## [What you should do]
Search the data for the string "this" and gather each line it is in.

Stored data
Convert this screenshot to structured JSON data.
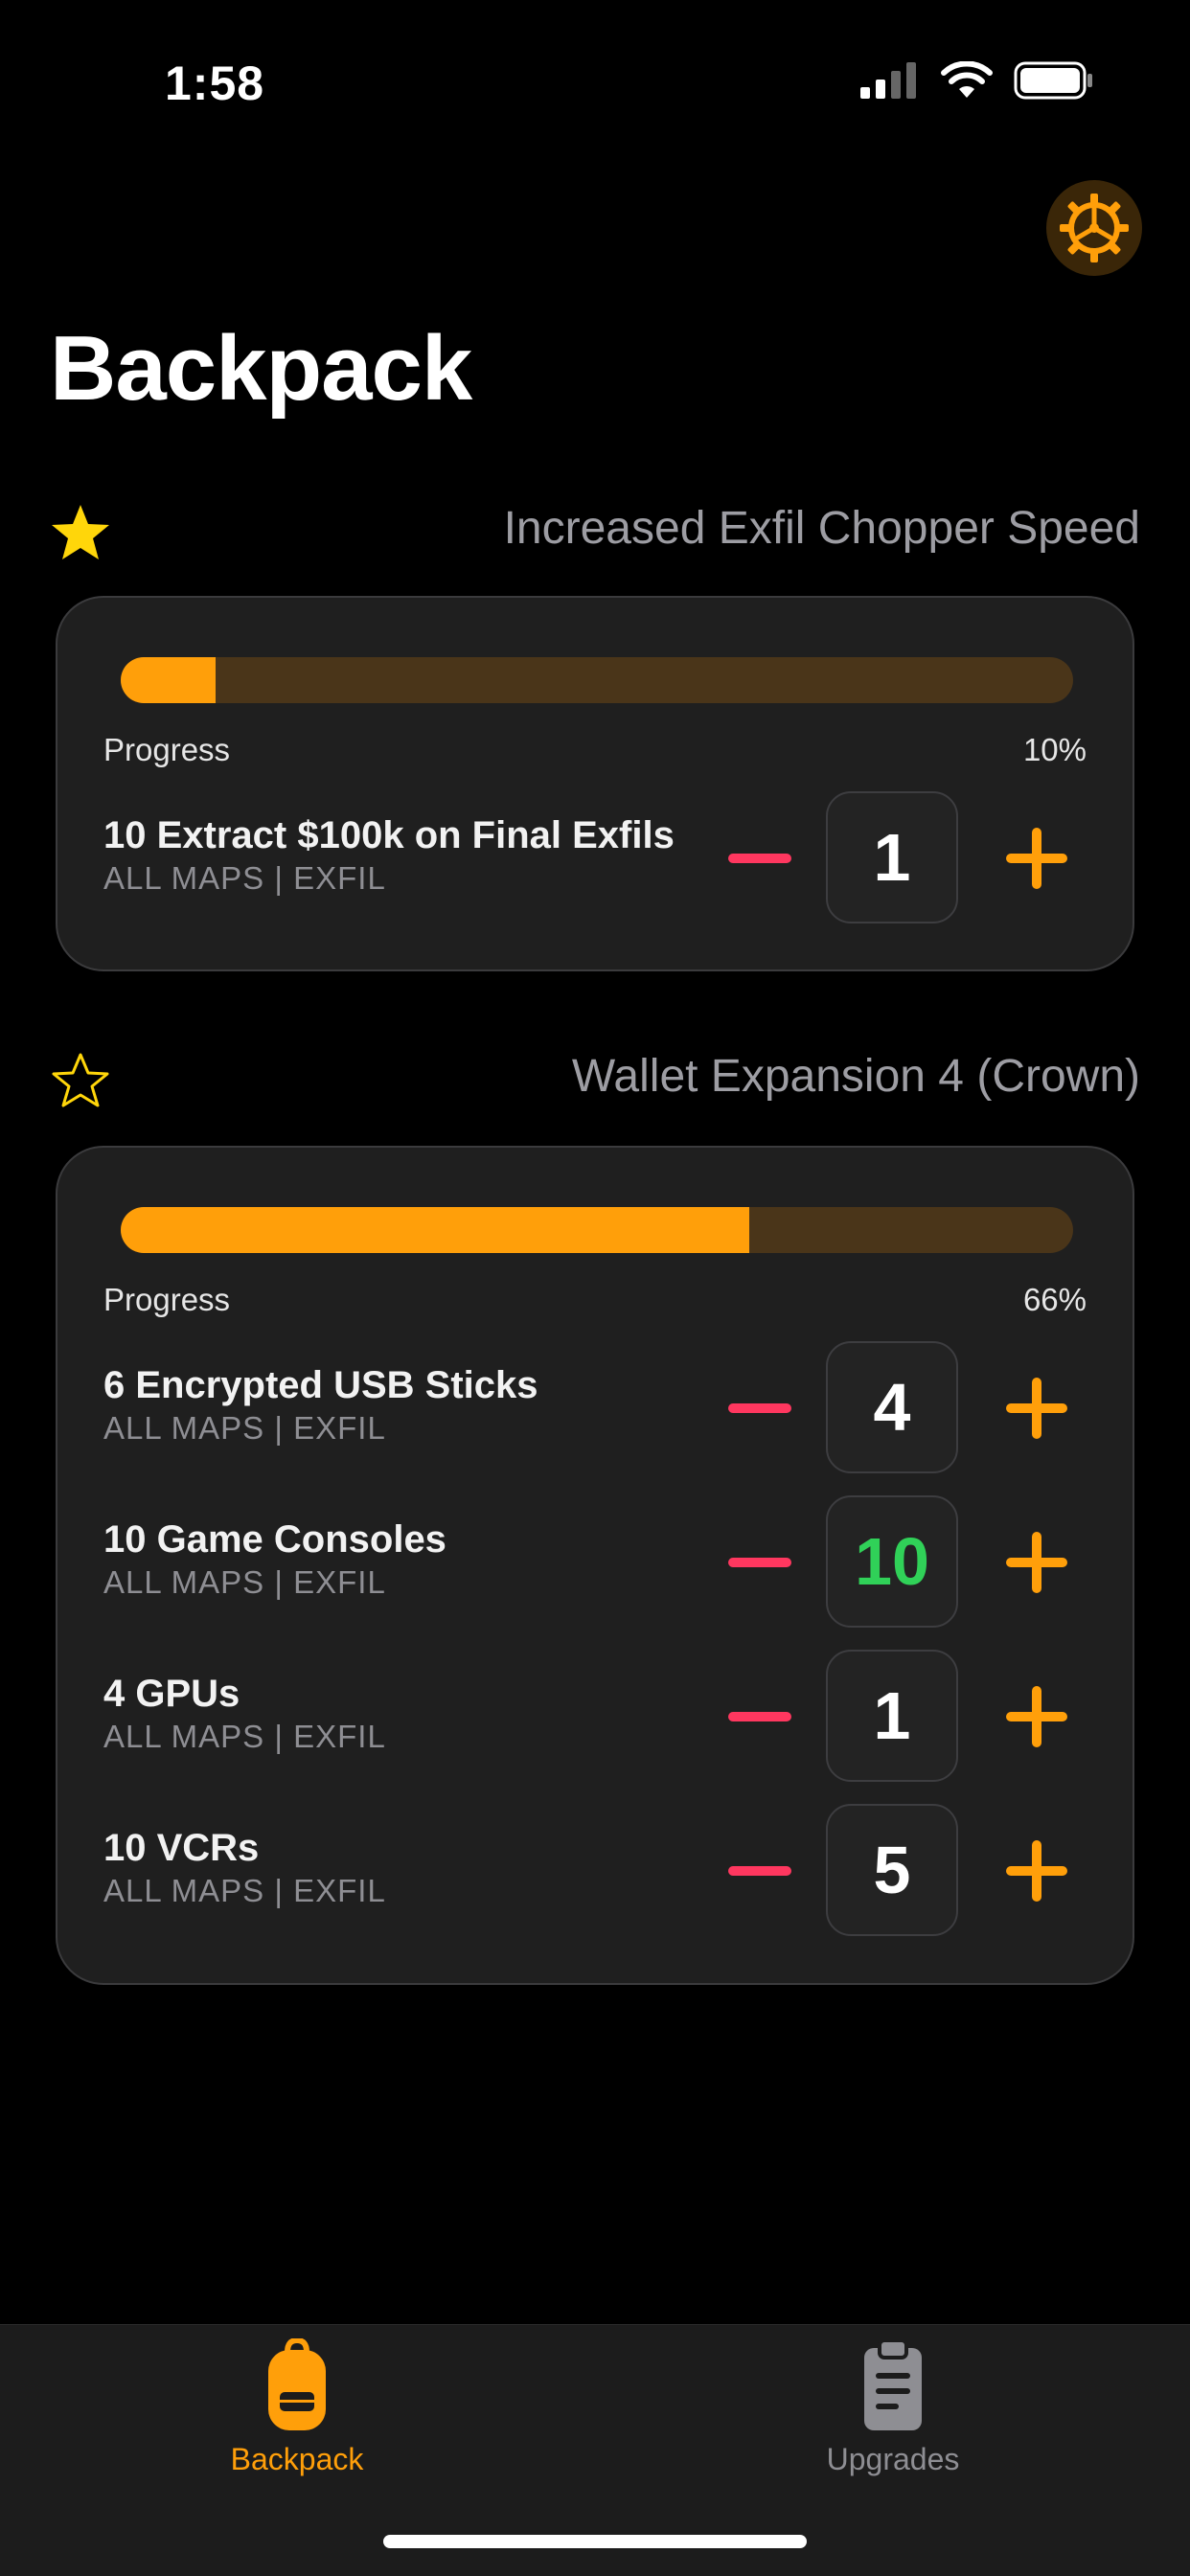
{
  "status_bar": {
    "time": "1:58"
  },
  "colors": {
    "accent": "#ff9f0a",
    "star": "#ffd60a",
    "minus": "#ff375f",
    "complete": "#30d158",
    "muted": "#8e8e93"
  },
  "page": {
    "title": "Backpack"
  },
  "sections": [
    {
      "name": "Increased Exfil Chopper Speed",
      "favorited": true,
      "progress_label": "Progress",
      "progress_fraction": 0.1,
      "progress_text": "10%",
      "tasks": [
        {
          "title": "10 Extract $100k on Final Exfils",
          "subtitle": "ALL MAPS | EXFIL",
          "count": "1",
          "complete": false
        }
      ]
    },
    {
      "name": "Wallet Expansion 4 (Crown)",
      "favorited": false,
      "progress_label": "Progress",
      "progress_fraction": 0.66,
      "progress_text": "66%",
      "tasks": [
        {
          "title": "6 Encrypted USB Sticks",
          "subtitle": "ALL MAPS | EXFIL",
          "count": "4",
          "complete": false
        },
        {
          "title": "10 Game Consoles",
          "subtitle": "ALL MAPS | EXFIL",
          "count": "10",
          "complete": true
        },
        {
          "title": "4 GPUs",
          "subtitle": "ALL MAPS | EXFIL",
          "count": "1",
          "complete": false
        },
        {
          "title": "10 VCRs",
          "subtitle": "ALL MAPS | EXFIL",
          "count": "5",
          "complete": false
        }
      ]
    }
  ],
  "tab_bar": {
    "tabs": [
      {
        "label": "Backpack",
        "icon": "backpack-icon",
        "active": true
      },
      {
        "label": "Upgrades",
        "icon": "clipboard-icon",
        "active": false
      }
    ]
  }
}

==

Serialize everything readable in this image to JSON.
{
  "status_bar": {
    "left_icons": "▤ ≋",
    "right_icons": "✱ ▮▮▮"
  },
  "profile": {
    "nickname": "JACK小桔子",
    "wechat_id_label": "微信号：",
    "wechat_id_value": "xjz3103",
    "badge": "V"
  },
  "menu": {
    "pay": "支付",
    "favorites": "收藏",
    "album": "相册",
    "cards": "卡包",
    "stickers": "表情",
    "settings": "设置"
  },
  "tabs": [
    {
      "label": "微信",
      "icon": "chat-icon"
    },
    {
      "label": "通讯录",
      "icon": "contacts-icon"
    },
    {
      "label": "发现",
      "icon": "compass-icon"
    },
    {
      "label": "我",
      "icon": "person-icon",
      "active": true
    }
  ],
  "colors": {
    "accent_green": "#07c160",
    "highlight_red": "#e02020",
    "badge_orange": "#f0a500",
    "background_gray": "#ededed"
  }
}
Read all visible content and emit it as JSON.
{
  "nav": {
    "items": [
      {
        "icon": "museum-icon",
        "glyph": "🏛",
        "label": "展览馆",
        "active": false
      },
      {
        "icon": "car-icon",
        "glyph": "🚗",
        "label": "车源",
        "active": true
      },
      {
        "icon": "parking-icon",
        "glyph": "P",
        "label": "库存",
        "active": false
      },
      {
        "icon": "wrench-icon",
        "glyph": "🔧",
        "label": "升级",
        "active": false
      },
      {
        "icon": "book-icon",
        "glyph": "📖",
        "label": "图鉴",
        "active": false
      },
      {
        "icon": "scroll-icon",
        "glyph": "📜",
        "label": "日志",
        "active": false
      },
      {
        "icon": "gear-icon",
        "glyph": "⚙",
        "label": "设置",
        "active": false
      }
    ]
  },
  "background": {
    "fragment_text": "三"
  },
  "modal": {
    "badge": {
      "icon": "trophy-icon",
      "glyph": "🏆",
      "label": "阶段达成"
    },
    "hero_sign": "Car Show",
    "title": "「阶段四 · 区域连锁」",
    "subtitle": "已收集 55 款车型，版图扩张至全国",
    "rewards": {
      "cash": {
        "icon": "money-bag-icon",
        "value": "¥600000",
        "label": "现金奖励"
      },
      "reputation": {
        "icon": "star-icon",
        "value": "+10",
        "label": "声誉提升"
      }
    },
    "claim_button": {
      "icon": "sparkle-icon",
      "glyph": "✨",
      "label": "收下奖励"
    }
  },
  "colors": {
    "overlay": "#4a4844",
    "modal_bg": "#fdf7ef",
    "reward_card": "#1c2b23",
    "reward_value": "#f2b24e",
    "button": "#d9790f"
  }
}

## [Problem solution]
Convert this screenshot to structured JSON data.
Serialize everything readable in this image to JSON.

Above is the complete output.